Source data
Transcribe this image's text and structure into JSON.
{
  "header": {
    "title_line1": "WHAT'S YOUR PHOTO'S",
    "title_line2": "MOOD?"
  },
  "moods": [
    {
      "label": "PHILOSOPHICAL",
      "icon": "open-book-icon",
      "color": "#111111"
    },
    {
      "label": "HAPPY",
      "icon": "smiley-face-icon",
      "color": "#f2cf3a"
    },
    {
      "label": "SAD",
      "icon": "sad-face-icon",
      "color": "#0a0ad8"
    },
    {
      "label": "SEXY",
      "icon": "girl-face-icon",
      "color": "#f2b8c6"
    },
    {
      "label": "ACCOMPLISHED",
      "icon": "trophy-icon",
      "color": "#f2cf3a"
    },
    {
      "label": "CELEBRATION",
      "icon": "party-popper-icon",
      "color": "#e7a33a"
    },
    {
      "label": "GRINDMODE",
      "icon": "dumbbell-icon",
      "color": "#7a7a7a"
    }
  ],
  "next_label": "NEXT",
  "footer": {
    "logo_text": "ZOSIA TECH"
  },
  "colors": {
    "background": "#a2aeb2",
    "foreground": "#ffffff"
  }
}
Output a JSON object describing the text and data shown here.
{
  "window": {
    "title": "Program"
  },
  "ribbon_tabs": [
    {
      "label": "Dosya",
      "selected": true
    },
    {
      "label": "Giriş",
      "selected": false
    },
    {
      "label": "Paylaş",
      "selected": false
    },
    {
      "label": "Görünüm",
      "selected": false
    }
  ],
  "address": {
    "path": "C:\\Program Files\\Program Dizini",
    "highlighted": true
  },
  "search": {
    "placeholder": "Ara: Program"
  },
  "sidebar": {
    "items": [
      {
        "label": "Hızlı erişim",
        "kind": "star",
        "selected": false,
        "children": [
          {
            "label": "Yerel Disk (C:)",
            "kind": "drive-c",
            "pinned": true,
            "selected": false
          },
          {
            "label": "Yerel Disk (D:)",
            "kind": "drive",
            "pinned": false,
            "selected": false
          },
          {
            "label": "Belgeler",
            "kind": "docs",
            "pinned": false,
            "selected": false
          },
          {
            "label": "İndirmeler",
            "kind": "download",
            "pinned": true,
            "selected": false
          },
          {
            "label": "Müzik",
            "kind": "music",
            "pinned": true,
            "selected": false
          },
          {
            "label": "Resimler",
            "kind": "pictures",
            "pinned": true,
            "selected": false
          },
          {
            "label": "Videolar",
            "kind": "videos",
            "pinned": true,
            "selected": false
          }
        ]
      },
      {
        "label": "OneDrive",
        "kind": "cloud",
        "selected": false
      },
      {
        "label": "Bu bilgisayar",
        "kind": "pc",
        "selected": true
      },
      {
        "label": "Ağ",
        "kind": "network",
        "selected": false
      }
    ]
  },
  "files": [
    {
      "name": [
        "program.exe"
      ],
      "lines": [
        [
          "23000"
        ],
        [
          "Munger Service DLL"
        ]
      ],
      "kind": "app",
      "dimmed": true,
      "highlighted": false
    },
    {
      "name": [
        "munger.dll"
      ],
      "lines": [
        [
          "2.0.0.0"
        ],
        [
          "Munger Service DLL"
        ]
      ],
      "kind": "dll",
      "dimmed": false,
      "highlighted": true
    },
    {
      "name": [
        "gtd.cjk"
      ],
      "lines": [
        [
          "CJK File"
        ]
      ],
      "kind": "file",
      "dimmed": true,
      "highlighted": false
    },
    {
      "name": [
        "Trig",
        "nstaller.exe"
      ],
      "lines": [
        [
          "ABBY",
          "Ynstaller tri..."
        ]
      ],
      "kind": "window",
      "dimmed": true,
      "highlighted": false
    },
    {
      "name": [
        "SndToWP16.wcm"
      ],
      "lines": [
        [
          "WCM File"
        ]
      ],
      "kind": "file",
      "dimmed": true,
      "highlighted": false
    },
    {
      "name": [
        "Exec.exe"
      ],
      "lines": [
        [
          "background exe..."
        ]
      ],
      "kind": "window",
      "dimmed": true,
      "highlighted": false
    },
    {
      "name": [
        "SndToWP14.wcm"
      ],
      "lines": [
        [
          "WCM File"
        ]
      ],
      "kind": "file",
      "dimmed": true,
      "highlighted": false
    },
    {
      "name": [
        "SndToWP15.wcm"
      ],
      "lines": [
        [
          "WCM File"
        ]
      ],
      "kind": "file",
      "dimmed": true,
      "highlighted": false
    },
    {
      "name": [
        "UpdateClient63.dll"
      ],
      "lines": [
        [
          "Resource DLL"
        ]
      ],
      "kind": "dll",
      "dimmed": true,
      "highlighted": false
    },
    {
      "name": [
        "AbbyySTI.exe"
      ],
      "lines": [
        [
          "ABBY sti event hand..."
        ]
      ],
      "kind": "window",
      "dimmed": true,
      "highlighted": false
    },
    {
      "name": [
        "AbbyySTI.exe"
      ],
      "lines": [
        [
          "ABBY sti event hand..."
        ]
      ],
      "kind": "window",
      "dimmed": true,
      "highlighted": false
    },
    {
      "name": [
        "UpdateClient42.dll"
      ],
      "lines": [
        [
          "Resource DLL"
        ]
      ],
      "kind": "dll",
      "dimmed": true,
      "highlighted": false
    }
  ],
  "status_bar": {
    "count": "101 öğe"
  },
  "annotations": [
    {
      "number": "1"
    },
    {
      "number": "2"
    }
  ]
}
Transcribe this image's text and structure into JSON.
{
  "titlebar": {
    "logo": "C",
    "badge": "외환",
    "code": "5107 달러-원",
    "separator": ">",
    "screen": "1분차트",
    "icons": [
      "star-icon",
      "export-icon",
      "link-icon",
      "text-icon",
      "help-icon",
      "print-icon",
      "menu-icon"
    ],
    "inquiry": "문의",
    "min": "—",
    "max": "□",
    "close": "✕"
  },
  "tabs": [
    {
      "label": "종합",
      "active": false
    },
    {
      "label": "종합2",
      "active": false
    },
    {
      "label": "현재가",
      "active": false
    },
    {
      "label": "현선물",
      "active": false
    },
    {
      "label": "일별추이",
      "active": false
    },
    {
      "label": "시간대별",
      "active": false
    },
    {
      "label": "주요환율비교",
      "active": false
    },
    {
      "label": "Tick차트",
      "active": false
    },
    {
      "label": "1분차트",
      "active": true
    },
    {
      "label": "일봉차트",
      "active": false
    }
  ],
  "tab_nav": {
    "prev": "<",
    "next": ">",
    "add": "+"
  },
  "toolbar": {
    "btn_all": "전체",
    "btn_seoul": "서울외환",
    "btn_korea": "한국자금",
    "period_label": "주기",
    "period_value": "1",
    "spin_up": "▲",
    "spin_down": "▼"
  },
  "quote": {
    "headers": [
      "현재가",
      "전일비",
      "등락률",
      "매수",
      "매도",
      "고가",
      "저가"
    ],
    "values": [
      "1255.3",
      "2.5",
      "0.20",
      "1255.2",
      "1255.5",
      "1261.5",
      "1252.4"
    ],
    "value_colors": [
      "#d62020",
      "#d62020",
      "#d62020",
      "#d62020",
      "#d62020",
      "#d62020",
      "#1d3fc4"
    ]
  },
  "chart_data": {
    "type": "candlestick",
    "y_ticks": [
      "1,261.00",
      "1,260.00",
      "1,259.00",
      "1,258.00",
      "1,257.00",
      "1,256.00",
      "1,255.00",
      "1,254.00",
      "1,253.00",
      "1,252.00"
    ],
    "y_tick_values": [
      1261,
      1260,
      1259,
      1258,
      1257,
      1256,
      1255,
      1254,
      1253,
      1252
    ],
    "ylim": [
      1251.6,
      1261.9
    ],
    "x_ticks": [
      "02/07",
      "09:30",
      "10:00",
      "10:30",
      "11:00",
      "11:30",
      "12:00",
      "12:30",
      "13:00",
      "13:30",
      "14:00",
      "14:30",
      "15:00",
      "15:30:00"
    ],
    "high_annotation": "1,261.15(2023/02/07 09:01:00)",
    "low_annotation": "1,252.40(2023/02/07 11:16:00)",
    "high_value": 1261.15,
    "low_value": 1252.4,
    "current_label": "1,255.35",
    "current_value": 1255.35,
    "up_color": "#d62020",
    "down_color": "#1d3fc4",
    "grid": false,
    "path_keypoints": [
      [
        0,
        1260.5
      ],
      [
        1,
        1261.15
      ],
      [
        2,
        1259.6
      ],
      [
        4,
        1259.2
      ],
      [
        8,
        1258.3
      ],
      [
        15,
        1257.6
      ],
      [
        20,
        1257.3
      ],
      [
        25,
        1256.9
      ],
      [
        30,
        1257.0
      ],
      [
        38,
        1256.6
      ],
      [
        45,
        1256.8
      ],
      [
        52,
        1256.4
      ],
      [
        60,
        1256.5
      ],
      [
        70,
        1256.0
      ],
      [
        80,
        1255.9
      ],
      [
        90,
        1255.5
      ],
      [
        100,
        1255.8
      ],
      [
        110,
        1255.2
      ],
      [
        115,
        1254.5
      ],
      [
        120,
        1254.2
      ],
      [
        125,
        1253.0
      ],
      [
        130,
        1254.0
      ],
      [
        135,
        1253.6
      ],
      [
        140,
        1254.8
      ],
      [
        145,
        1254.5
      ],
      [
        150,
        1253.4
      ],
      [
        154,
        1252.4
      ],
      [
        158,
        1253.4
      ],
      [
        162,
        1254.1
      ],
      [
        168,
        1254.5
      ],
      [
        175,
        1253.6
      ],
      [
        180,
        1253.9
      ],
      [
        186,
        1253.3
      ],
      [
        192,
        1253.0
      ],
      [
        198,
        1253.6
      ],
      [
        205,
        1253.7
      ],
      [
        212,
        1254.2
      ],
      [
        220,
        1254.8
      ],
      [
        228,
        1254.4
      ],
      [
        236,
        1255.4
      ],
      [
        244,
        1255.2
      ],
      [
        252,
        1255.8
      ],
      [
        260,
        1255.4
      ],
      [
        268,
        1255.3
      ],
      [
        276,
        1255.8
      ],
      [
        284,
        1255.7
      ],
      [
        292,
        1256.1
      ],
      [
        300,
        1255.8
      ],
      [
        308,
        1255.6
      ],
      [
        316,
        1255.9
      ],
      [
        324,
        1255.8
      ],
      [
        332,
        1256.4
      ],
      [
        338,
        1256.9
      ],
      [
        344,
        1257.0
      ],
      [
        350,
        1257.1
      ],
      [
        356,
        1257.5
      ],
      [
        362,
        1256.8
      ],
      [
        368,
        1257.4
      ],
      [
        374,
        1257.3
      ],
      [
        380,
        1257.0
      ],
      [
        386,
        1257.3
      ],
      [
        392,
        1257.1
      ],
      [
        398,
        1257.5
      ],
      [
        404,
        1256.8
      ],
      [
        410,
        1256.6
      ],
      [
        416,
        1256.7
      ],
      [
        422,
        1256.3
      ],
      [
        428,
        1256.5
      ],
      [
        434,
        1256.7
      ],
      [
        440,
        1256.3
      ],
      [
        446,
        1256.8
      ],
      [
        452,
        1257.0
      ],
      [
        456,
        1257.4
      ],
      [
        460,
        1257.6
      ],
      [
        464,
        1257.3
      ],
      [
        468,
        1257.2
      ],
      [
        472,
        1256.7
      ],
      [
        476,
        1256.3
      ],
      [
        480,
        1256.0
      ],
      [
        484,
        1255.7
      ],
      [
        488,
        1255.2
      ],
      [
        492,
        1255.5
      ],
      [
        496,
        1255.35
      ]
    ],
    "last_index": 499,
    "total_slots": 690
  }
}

**Directions for this task:**
The word "face" may occur in lines of the records. Report how many such lines there are, giving only the number.

**Exercise solution:**
3